**Passage shown**
We may just break $200k in that time.
The critical date appears to be mid-May to end of June. This is the period where the model reaches a singularity, and where a correction is likely to occur. If the market “stays irrational” for an extended period into this region, somewhere between $300k-500k could be achieved. Some wild (but unlikely) trajectories go as high as $800k. It is unlikely we will go that high, but if the stars align, it’s not entirely impossible according to the model.
Then what? There’s a strong chance we will have a correction just like last time. But… the market cap is higher and more institutions have declared their investment thesis, so there’s reason to believe the correction will not to be as bad this time. However, let’s assume a 80% correction when coming down from our hopium high. If we reach $200k, that implies a bottom in the next 3 years of $40k. If we manage $500k, that implies a floor of $100k. Moon Math QED: $40-100k bear market bottom?
Residual Error Trends
While maybe not the most exciting of the plots I generate using the bubble model, tracking residuals we can see that this last week broke the downward trend in the model error. Residuals should have a “zero mean” and so we expect for there to be some mean reversion in these plots. It looks like we’re moving back to a zero error and as this current local run heats up we could see the real price rise above the model prediction as we saw early January. This would be exciting, but could mean a local dip is imminent if the price rises above $70k in the coming week.
That’s it for this week, thanks for reading!
Great analysis. Thank you!
Always an interesting read. One thing I wonder about, it wasn't very long ago that BTC was under $10k. I'm trying to understand how it can look so certain that $40k is now the bear market bottom. Couldn't the market cycle later in the year mean a possible return to much lower prices than $40k?

**Record extracts**
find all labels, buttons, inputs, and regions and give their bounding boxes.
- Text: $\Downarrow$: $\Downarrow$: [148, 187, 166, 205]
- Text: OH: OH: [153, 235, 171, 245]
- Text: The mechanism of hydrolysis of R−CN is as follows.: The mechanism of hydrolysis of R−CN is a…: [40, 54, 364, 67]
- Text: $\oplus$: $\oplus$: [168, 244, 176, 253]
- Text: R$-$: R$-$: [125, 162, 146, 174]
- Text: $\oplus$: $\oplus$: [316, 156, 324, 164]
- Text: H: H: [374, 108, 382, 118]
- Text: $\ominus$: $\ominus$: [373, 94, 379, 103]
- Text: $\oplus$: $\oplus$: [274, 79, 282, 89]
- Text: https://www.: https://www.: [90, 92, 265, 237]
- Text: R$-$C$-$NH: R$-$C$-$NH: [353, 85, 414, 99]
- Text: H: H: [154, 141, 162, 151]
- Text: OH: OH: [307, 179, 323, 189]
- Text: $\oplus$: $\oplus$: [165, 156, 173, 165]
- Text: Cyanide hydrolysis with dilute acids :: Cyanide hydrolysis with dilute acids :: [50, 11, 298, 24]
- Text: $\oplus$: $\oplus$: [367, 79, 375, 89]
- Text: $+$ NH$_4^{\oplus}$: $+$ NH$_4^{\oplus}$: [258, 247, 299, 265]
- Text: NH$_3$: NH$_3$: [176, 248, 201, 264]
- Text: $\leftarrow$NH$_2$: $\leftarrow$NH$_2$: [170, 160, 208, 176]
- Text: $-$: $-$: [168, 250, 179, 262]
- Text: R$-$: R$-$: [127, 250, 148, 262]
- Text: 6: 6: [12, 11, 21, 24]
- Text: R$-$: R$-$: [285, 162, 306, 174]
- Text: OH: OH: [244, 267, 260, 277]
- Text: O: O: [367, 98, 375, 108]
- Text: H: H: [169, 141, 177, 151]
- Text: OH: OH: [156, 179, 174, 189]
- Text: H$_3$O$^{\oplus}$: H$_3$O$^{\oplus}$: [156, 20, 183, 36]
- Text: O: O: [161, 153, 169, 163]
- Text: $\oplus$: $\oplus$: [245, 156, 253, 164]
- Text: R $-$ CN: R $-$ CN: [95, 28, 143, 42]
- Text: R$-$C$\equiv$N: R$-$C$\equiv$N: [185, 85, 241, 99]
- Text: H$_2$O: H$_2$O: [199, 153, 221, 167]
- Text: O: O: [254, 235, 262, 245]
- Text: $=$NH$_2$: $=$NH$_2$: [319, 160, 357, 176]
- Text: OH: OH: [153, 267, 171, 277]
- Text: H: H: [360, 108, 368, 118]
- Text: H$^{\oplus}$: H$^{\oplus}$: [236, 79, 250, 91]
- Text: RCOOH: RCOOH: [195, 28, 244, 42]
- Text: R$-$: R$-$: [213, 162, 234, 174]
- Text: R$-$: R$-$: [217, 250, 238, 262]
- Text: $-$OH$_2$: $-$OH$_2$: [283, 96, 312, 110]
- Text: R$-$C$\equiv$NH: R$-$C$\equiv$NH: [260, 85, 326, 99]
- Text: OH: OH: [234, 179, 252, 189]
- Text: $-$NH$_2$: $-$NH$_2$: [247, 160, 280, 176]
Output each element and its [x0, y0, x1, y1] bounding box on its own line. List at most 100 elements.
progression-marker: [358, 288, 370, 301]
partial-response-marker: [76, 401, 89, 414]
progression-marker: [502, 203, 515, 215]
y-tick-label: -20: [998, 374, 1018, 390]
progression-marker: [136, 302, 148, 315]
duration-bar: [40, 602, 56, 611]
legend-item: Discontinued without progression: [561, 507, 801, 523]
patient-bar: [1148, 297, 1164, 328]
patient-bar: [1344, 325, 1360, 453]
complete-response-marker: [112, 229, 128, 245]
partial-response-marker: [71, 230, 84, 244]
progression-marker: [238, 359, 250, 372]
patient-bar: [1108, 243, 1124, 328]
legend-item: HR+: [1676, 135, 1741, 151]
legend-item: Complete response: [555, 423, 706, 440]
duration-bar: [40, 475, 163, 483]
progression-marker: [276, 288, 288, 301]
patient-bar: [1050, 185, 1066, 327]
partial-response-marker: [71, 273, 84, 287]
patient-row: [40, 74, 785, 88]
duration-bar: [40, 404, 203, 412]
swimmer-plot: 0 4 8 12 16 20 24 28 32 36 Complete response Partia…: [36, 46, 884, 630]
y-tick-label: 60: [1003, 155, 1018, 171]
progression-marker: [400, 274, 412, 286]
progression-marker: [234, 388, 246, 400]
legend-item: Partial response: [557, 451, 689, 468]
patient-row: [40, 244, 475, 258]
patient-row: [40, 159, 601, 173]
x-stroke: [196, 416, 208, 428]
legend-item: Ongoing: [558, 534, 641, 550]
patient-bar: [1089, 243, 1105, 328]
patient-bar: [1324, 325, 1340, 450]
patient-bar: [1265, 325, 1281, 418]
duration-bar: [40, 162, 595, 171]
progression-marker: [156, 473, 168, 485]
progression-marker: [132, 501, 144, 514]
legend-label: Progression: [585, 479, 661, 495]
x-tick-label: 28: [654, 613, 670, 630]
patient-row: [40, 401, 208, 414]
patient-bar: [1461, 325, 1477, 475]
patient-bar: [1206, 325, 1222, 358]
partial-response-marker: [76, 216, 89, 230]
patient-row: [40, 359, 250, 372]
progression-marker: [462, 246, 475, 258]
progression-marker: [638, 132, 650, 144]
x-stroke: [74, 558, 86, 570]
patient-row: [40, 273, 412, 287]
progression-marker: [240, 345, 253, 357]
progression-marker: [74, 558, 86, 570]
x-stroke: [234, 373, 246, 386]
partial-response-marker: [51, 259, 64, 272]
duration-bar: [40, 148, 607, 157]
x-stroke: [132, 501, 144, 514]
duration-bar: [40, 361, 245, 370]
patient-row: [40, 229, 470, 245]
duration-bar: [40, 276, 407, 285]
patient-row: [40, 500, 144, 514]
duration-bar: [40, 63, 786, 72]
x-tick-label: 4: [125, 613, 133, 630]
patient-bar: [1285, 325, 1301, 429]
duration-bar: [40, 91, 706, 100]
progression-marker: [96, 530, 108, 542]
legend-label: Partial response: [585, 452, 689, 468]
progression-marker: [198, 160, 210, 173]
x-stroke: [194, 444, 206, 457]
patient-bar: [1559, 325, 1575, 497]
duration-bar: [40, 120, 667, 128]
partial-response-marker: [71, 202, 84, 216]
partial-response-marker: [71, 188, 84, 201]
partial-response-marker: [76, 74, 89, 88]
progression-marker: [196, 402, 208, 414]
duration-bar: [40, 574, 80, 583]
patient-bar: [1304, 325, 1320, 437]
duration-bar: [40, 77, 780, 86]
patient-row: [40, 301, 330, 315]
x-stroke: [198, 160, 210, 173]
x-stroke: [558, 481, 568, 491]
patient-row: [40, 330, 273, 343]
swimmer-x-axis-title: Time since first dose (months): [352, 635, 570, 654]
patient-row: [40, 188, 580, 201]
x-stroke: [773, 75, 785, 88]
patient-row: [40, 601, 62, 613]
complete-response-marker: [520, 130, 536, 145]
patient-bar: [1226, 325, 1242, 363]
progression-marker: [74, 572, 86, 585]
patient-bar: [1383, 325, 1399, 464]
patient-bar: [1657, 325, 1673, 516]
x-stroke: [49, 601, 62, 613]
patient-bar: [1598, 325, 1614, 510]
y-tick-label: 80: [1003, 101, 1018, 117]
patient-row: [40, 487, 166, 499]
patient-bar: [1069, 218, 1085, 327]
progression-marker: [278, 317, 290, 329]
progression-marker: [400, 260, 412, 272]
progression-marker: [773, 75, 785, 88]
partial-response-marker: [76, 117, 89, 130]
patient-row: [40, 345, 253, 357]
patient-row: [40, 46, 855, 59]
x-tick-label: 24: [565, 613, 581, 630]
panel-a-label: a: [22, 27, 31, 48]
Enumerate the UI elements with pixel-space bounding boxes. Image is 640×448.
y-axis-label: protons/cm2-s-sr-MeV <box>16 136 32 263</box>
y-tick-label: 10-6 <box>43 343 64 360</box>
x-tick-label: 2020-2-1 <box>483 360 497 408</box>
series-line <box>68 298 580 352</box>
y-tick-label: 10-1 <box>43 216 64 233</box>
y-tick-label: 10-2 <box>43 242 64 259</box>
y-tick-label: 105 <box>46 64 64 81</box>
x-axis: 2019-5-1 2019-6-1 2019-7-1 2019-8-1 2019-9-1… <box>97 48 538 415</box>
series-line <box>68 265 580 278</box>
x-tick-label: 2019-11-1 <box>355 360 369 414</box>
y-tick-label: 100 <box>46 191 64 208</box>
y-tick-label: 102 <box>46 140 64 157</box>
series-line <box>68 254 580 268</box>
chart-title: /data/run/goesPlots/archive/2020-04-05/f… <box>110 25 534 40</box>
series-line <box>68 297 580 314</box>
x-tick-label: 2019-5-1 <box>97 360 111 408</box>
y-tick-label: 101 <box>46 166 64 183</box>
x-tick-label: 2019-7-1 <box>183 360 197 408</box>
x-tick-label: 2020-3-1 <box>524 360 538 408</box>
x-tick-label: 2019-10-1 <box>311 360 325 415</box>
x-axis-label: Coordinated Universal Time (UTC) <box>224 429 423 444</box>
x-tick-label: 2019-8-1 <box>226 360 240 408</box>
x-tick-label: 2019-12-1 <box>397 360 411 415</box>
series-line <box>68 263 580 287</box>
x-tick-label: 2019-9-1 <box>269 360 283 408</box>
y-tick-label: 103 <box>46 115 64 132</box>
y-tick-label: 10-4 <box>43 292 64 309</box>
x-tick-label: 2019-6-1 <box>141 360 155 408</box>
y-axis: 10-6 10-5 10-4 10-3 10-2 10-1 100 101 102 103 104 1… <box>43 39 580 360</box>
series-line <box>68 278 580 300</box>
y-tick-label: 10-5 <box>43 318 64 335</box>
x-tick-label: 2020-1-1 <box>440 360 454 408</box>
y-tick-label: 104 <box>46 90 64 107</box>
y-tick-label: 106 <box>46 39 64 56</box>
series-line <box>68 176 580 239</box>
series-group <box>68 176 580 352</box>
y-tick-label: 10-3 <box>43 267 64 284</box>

**Objectives**
A) According to the price analysis, what period is the critical date?
B) List every distinct dollar figure mentioned in the price analysis.
C) Mark each statement yes or no according to the price analysis, and quote the words that settle it: (i) The analysis assumes an 80% correction. (ii) The trajectories reaching $800k are described as likely. (iii) Residuals are expected to have a zero mean.
The rows are separate material, apart from the price analysis.

**Answers for the exercise**
A) Mid-May to end of June.

B) $200k, $300k, $500k, $800k, $40k, $100k, $70k, $10k

C)
(i) Yes: "let’s assume a 80% correction"
(ii) No: "Some wild (but unlikely) trajectories go as high as $800k."
(iii) Yes: "Residuals should have a “zero mean”"